▶ _WHAT THIS TASK INVOLVES_
Pick out each line containing the string "palpitaciones".

▶ _INFORMATION SUPPLIED_
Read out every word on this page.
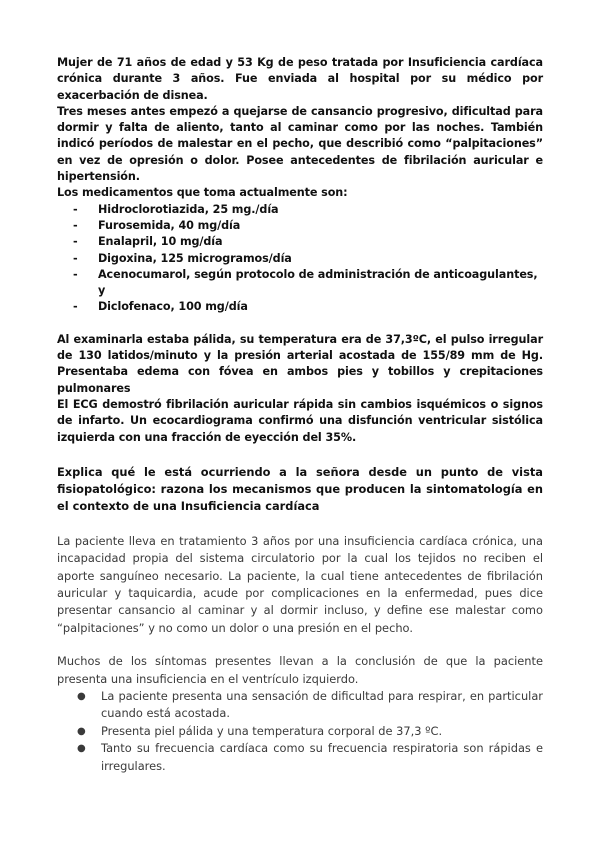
Mujer de 71 años de edad y 53 Kg de peso tratada por Insuficiencia cardíaca crónica durante 3 años. Fue enviada al hospital por su médico por exacerbación de disnea.

Tres meses antes empezó a quejarse de cansancio progresivo, dificultad para dormir y falta de aliento, tanto al caminar como por las noches. También indicó períodos de malestar en el pecho, que describió como “palpitaciones” en vez de opresión o dolor. Posee antecedentes de fibrilación auricular e hipertensión.

Los medicamentos que toma actualmente son:

- Hidroclorotiazida, 25 mg./día
- Furosemida, 40 mg/día
- Enalapril, 10 mg/día
- Digoxina, 125 microgramos/día
- Acenocumarol, según protocolo de administración de anticoagulantes, y
- Diclofenaco, 100 mg/día

Al examinarla estaba pálida, su temperatura era de 37,3ºC, el pulso irregular de 130 latidos/minuto y la presión arterial acostada de 155/89 mm de Hg. Presentaba edema con fóvea en ambos pies y tobillos y crepitaciones pulmonares

El ECG demostró fibrilación auricular rápida sin cambios isquémicos o signos de infarto. Un ecocardiograma confirmó una disfunción ventricular sistólica izquierda con una fracción de eyección del 35%.

Explica qué le está ocurriendo a la señora desde un punto de vista fisiopatológico: razona los mecanismos que producen la sintomatología en el contexto de una Insuficiencia cardíaca

La paciente lleva en tratamiento 3 años por una insuficiencia cardíaca crónica, una incapacidad propia del sistema circulatorio por la cual los tejidos no reciben el aporte sanguíneo necesario. La paciente, la cual tiene antecedentes de fibrilación auricular y taquicardia, acude por complicaciones en la enfermedad, pues dice presentar cansancio al caminar y al dormir incluso, y define ese malestar como “palpitaciones” y no como un dolor o una presión en el pecho.

Muchos de los síntomas presentes llevan a la conclusión de que la paciente presenta una insuficiencia en el ventrículo izquierdo.

● La paciente presenta una sensación de dificultad para respirar, en particular cuando está acostada.
● Presenta piel pálida y una temperatura corporal de 37,3 ºC.
● Tanto su frecuencia cardíaca como su frecuencia respiratoria son rápidas e irregulares.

▶ _WRITTEN ANSWER_
Tres meses antes empezó a quejarse de cansancio progresivo, dificultad para dormir y falta de aliento, tanto al caminar como por las noches. También indicó períodos de malestar en el pecho, que describió como “palpitaciones” en vez de opresión o dolor. Posee antecedentes de fibrilación auricular e hipertensión.
La paciente lleva en tratamiento 3 años por una insuficiencia cardíaca crónica, una incapacidad propia del sistema circulatorio por la cual los tejidos no reciben el aporte sanguíneo necesario. La paciente, la cual tiene antecedentes de fibrilación auricular y taquicardia, acude por complicaciones en la enfermedad, pues dice presentar cansancio al caminar y al dormir incluso, y define ese malestar como “palpitaciones” y no como un dolor o una presión en el pecho.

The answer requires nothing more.